South Korea’s Catholic bishops have warned that the proposed amendment to the country’s abortion law undermines the right to life and risks reducing abortion to a “routine medical procedure.”
The statement, issued by the Catholic Bishops’ Conference of Korea (CBCK), came in response to a bill filed by Representative Nam In-soon of the Democratic Party seeking to revise the “maternal and child health law.”
The bishops criticized the proposed change in language that would replace the term “artificial intervention for abortion” with “artificial termination of pregnancy.”
They said the rewording “obscures the very nature of life, diminishes its value, and compromises the ethical perception of abortion.”
“This rhetorical shift transforms abortion from a ‘decision to terminate’ to a ‘therapeutic decision,’ potentially leading to a dangerous cultural shift that reduces abortion to a mere ‘routine medical procedure,’” the bishops said.
The bill also seeks to legalize “all forms of abortion, whether pharmacological or surgical.” The bishops warned this could cause a sharp rise in abortion rates and pose new risks to women’s physical and mental health.

GIVEN DATA:
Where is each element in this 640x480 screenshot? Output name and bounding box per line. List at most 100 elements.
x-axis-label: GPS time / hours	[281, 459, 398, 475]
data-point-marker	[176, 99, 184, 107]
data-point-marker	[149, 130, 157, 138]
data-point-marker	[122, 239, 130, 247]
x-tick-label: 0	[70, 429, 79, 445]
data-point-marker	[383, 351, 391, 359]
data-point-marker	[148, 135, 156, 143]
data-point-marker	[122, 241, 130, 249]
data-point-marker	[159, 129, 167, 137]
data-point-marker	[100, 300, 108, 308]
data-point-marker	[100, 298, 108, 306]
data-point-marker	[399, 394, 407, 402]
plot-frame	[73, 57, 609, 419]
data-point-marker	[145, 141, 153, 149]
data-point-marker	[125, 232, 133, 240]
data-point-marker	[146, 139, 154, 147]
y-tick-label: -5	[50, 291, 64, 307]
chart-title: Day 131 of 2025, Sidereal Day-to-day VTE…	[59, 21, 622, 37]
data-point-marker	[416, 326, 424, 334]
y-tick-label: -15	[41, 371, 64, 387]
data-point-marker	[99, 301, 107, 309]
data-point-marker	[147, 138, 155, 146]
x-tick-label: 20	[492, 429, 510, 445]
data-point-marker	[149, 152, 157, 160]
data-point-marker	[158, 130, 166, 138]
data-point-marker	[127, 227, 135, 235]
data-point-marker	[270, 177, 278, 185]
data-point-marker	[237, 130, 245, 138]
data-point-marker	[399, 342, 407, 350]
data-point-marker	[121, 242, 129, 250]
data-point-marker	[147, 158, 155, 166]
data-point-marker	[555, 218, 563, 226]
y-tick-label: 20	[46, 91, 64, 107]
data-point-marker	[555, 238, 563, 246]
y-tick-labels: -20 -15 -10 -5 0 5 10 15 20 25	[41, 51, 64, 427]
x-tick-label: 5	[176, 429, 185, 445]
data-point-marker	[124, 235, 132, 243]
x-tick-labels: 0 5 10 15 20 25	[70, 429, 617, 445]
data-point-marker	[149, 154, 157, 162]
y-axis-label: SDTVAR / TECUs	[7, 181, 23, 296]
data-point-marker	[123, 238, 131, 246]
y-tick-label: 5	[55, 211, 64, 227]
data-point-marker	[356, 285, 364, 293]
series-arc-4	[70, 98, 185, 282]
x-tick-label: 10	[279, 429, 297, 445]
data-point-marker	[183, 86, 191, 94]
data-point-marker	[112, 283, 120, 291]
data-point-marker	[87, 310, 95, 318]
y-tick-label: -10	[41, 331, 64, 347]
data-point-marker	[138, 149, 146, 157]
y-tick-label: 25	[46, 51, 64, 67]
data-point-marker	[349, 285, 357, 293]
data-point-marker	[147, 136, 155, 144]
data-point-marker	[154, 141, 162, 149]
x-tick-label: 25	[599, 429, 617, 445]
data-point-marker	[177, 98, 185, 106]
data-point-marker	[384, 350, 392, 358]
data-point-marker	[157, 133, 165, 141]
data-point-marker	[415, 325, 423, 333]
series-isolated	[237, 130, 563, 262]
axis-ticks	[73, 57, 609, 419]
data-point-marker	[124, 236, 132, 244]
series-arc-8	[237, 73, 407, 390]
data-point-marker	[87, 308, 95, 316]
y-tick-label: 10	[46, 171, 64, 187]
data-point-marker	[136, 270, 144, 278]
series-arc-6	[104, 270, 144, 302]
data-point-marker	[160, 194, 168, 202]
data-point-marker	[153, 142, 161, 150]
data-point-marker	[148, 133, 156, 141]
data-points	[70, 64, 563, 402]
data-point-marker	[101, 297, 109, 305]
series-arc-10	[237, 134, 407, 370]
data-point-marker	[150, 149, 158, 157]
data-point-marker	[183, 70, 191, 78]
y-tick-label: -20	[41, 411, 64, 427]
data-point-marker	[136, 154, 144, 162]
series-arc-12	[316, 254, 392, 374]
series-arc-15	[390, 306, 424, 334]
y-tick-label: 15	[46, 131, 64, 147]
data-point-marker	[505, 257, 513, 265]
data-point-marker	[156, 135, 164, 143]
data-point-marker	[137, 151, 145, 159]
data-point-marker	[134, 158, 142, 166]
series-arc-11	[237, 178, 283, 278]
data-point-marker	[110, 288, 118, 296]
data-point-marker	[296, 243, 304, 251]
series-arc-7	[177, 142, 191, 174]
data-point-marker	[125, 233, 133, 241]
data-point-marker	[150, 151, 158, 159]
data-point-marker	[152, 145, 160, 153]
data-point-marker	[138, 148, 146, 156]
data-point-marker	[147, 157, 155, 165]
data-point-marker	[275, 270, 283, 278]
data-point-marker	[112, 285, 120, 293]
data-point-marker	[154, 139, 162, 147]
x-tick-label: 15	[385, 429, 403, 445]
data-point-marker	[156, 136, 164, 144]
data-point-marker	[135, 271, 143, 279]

COMPLETE THE FOLLOWING:
a) How would this sentence from the text on South Korea's abortion bill read in Spanish: "They said the rewording “obscures the very nature of life, diminishes its value, and compromises the ethical perception of abortion.”"?
b) From the text on South Korea's abortion bill, return the part that opens with the words containing "The bishops criticized" and closes with "the bishops said.".

RESPONSES TO THE EXERCISE:
a) Dijeron que la nueva redacción «oscurece la naturaleza misma de la vida, disminuye su valor y compromete la percepción ética del aborto».

b)
The bishops criticized the proposed change in language that would replace the term “artificial intervention for abortion” with “artificial termination of pregnancy.”
They said the rewording “obscures the very nature of life, diminishes its value, and compromises the ethical perception of abortion.”
“This rhetorical shift transforms abortion from a ‘decision to terminate’ to a ‘therapeutic decision,’ potentially leading to a dangerous cultural shift that reduces abortion to a mere ‘routine medical procedure,’” the bishops said.